*** SUPPLIED DATA

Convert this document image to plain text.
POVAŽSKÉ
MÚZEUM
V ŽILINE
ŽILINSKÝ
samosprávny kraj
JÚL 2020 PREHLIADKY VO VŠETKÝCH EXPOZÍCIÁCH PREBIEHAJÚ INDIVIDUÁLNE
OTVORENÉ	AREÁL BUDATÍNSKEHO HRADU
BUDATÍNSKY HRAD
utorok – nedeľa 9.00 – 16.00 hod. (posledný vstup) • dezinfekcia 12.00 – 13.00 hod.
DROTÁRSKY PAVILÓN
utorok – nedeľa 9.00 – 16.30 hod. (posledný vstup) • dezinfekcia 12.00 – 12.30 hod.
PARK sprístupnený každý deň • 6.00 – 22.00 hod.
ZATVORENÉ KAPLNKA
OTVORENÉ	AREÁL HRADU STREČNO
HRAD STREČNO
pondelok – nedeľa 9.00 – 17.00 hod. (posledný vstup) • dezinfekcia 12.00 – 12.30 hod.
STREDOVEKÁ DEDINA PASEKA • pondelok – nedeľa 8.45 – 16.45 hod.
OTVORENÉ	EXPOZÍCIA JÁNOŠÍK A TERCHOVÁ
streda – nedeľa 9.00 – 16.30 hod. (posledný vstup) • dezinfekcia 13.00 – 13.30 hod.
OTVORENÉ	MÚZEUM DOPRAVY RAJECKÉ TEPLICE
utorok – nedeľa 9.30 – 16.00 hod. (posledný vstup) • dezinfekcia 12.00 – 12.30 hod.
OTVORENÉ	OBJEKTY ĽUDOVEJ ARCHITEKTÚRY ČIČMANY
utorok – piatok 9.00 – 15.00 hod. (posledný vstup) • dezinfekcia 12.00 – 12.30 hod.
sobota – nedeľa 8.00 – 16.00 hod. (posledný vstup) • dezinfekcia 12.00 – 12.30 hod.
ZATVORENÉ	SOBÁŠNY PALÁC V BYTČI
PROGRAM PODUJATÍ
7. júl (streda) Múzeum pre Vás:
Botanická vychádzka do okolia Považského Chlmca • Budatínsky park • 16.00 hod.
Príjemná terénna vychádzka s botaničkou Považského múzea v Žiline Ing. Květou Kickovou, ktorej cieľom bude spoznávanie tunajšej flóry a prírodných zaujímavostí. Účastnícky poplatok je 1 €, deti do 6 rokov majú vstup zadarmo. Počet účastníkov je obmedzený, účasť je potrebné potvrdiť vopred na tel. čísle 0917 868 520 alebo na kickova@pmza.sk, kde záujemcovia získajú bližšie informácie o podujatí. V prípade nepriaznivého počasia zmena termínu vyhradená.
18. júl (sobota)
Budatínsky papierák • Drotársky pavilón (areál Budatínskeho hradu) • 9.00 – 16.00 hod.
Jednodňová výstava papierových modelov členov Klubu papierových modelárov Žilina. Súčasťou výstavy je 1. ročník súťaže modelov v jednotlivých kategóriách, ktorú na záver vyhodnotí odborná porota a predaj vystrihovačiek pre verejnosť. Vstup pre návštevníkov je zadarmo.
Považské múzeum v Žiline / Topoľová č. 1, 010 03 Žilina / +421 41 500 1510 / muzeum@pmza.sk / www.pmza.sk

******

YOUR OBJECTIVE: Copy the material above verbatim.

RESULT OF THIS EXERCISE:
Convert this document image to plain text.
POVAŽSKÉ
MÚZEUM
V ŽILINE
ŽILINSKÝ
samosprávny kraj
JÚL 2020 PREHLIADKY VO VŠETKÝCH EXPOZÍCIÁCH PREBIEHAJÚ INDIVIDUÁLNE
OTVORENÉ	AREÁL BUDATÍNSKEHO HRADU
BUDATÍNSKY HRAD
utorok – nedeľa 9.00 – 16.00 hod. (posledný vstup) • dezinfekcia 12.00 – 13.00 hod.
DROTÁRSKY PAVILÓN
utorok – nedeľa 9.00 – 16.30 hod. (posledný vstup) • dezinfekcia 12.00 – 12.30 hod.
PARK sprístupnený každý deň • 6.00 – 22.00 hod.
ZATVORENÉ KAPLNKA
OTVORENÉ	AREÁL HRADU STREČNO
HRAD STREČNO
pondelok – nedeľa 9.00 – 17.00 hod. (posledný vstup) • dezinfekcia 12.00 – 12.30 hod.
STREDOVEKÁ DEDINA PASEKA • pondelok – nedeľa 8.45 – 16.45 hod.
OTVORENÉ	EXPOZÍCIA JÁNOŠÍK A TERCHOVÁ
streda – nedeľa 9.00 – 16.30 hod. (posledný vstup) • dezinfekcia 13.00 – 13.30 hod.
OTVORENÉ	MÚZEUM DOPRAVY RAJECKÉ TEPLICE
utorok – nedeľa 9.30 – 16.00 hod. (posledný vstup) • dezinfekcia 12.00 – 12.30 hod.
OTVORENÉ	OBJEKTY ĽUDOVEJ ARCHITEKTÚRY ČIČMANY
utorok – piatok 9.00 – 15.00 hod. (posledný vstup) • dezinfekcia 12.00 – 12.30 hod.
sobota – nedeľa 8.00 – 16.00 hod. (posledný vstup) • dezinfekcia 12.00 – 12.30 hod.
ZATVORENÉ	SOBÁŠNY PALÁC V BYTČI
PROGRAM PODUJATÍ
7. júl (streda) Múzeum pre Vás:
Botanická vychádzka do okolia Považského Chlmca • Budatínsky park • 16.00 hod.
Príjemná terénna vychádzka s botaničkou Považského múzea v Žiline Ing. Květou Kickovou, ktorej cieľom bude spoznávanie tunajšej flóry a prírodných zaujímavostí. Účastnícky poplatok je 1 €, deti do 6 rokov majú vstup zadarmo. Počet účastníkov je obmedzený, účasť je potrebné potvrdiť vopred na tel. čísle 0917 868 520 alebo na kickova@pmza.sk, kde záujemcovia získajú bližšie informácie o podujatí. V prípade nepriaznivého počasia zmena termínu vyhradená.
18. júl (sobota)
Budatínsky papierák • Drotársky pavilón (areál Budatínskeho hradu) • 9.00 – 16.00 hod.
Jednodňová výstava papierových modelov členov Klubu papierových modelárov Žilina. Súčasťou výstavy je 1. ročník súťaže modelov v jednotlivých kategóriách, ktorú na záver vyhodnotí odborná porota a predaj vystrihovačiek pre verejnosť. Vstup pre návštevníkov je zadarmo.
Považské múzeum v Žiline / Topoľová č. 1, 010 03 Žilina / +421 41 500 1510 / muzeum@pmza.sk / www.pmza.sk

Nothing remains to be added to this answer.